EXTRACTED ENTRIES:
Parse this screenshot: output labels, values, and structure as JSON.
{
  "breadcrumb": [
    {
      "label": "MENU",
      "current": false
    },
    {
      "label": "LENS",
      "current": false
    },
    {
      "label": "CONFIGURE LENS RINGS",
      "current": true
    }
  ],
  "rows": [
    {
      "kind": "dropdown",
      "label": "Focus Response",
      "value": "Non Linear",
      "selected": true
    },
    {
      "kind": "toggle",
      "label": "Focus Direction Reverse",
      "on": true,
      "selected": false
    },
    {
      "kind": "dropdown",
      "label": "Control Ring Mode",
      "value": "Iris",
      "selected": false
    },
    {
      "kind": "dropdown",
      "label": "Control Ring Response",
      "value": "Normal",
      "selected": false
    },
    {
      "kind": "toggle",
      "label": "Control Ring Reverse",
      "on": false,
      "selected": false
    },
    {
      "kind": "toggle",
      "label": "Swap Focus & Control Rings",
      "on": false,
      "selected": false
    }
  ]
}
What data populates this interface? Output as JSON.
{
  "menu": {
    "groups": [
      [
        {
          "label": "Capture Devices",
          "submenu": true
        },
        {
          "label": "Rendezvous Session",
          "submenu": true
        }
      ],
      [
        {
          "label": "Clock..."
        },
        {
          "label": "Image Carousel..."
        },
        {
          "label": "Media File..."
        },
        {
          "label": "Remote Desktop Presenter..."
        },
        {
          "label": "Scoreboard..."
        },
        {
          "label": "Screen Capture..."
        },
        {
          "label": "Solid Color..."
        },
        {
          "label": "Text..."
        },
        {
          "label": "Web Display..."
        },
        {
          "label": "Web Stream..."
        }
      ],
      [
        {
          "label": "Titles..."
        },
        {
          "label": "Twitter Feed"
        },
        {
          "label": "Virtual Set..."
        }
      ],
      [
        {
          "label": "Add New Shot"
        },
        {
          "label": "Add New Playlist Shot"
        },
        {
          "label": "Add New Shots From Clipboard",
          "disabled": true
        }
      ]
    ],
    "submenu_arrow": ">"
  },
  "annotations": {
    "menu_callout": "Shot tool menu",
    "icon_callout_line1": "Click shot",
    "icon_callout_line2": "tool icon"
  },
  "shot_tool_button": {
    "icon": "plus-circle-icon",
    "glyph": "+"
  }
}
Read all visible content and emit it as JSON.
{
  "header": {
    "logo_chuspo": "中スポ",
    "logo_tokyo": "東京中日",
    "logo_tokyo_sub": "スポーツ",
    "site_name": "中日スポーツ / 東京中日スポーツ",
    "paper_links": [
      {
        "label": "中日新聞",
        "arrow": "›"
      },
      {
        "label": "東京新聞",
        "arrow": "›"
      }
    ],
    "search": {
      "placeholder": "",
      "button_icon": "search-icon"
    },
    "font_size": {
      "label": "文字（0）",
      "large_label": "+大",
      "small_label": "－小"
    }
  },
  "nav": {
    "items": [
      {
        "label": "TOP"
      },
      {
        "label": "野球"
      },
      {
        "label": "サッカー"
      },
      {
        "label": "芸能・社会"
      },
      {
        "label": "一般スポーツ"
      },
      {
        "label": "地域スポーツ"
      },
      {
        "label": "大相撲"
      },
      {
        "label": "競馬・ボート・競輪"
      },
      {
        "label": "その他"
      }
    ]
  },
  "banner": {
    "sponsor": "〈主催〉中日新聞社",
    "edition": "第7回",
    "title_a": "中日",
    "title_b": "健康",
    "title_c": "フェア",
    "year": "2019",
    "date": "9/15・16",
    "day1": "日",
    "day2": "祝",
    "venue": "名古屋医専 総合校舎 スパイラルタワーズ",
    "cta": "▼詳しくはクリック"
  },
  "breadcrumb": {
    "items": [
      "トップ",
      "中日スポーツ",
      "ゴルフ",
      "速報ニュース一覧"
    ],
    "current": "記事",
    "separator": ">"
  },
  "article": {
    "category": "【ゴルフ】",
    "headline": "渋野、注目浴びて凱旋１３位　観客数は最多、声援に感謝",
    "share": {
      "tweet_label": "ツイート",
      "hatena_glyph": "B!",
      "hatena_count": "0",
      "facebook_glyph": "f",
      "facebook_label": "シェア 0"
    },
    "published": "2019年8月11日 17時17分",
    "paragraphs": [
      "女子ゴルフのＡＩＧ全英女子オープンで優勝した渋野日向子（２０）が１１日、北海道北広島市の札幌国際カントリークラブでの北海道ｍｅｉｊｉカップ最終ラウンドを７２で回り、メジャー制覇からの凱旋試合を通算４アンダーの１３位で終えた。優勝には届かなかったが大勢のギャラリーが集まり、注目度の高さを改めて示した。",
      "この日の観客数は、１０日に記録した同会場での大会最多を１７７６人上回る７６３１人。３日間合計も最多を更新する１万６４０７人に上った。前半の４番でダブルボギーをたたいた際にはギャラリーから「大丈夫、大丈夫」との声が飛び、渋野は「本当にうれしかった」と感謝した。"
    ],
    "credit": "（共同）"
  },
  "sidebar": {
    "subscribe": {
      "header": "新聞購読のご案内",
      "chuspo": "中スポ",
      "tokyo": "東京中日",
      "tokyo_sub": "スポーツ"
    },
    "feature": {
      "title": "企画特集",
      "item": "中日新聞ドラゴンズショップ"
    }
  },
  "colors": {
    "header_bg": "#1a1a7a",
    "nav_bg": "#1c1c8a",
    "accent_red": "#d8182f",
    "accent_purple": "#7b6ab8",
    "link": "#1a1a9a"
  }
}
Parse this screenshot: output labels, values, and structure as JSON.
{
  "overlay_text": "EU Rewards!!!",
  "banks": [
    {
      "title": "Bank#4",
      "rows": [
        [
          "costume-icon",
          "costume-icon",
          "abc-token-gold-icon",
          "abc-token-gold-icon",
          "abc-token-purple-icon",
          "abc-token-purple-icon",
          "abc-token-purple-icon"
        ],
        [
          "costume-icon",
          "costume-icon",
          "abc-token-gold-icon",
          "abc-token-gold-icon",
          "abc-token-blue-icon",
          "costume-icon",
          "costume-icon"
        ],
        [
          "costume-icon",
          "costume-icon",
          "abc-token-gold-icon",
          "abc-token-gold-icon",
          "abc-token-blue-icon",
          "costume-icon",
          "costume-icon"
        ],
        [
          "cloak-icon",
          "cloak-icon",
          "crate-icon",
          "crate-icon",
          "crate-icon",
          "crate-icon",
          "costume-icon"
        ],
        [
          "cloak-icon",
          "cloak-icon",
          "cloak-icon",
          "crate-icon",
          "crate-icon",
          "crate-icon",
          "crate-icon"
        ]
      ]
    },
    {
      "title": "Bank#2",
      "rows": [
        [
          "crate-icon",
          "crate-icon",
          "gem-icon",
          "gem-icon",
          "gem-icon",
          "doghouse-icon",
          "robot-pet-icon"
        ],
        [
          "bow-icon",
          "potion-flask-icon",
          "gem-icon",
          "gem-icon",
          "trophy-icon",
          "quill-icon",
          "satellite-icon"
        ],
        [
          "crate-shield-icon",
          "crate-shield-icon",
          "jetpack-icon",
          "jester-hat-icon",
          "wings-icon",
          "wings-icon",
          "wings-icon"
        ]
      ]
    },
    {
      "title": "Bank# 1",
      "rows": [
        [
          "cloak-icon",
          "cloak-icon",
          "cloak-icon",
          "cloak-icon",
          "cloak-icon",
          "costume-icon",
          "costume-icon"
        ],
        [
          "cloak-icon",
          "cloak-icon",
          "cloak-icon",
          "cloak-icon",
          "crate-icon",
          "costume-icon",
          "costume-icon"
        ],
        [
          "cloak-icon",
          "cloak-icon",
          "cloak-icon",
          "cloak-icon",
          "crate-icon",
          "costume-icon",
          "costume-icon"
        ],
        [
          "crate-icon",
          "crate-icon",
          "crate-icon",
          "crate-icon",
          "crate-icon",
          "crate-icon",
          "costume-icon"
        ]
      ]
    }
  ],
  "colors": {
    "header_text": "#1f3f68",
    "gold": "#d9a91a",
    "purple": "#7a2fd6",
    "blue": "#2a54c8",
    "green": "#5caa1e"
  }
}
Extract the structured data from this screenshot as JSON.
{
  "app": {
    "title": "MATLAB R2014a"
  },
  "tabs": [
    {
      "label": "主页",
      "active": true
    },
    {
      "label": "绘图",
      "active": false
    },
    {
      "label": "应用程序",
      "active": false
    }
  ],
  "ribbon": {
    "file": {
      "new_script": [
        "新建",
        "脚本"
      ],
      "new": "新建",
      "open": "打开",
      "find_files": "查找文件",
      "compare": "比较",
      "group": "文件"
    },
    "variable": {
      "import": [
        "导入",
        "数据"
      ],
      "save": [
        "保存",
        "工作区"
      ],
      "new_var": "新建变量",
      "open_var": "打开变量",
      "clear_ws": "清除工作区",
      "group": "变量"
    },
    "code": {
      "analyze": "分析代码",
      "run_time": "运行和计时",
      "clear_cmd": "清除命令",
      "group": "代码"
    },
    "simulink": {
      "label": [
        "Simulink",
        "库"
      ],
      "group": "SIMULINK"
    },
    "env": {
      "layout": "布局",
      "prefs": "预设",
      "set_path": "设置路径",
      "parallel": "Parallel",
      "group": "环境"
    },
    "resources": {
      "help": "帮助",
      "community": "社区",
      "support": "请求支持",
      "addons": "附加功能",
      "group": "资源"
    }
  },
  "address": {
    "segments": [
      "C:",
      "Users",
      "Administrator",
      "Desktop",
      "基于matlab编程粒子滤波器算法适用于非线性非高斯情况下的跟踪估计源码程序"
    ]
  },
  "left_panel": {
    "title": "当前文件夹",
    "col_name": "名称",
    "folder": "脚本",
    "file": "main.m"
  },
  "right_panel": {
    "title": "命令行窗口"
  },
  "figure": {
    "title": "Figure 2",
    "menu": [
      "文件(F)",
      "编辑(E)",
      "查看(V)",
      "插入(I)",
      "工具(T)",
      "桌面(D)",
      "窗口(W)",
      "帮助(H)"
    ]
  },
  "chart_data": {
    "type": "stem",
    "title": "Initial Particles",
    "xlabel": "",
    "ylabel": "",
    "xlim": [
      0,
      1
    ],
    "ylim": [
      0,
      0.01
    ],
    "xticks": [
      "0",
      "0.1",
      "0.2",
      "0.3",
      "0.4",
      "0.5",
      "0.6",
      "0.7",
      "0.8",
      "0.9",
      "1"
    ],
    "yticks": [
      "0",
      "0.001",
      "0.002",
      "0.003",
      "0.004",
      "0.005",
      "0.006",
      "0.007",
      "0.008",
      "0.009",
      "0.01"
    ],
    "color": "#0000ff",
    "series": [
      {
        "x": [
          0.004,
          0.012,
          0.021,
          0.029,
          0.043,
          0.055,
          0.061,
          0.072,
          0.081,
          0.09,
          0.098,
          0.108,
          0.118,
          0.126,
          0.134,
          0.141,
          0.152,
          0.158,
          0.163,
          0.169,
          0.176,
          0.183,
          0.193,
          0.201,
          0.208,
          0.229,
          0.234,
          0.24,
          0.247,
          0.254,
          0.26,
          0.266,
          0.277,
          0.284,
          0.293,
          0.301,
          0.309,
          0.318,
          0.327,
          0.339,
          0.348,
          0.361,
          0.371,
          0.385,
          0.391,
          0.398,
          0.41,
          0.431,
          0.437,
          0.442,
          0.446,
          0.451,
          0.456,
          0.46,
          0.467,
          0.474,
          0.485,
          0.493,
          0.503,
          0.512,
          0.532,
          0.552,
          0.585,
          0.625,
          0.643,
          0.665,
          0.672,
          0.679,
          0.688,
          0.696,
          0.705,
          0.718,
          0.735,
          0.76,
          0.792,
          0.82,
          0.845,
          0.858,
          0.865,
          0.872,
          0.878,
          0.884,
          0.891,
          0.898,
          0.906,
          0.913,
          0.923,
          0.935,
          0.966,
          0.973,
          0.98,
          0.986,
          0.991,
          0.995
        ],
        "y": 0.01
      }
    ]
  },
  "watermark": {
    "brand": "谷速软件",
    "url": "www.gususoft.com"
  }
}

WHAT IS BEING ASKED:
From the records, copy every line that has the string "Control" in it.

FINAL ANSWER:
      "label": "Control Ring Mode",
      "label": "Control Ring Response",
      "label": "Control Ring Reverse",
      "label": "Swap Focus & Control Rings",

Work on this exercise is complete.